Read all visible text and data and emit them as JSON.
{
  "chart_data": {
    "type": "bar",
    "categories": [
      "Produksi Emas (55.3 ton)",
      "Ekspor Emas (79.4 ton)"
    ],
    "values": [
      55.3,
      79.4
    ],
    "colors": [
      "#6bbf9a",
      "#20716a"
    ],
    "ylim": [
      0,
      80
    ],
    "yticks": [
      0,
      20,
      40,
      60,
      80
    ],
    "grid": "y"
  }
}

Task brief = All of the data needs to be reproduced exactly, with no line missing.

Reply =
Read all visible text and data and emit them as JSON.
{
  "chart_data": {
    "type": "bar",
    "categories": [
      "Produksi Emas (55.3 ton)",
      "Ekspor Emas (79.4 ton)"
    ],
    "values": [
      55.3,
      79.4
    ],
    "colors": [
      "#6bbf9a",
      "#20716a"
    ],
    "ylim": [
      0,
      80
    ],
    "yticks": [
      0,
      20,
      40,
      60,
      80
    ],
    "grid": "y"
  }
}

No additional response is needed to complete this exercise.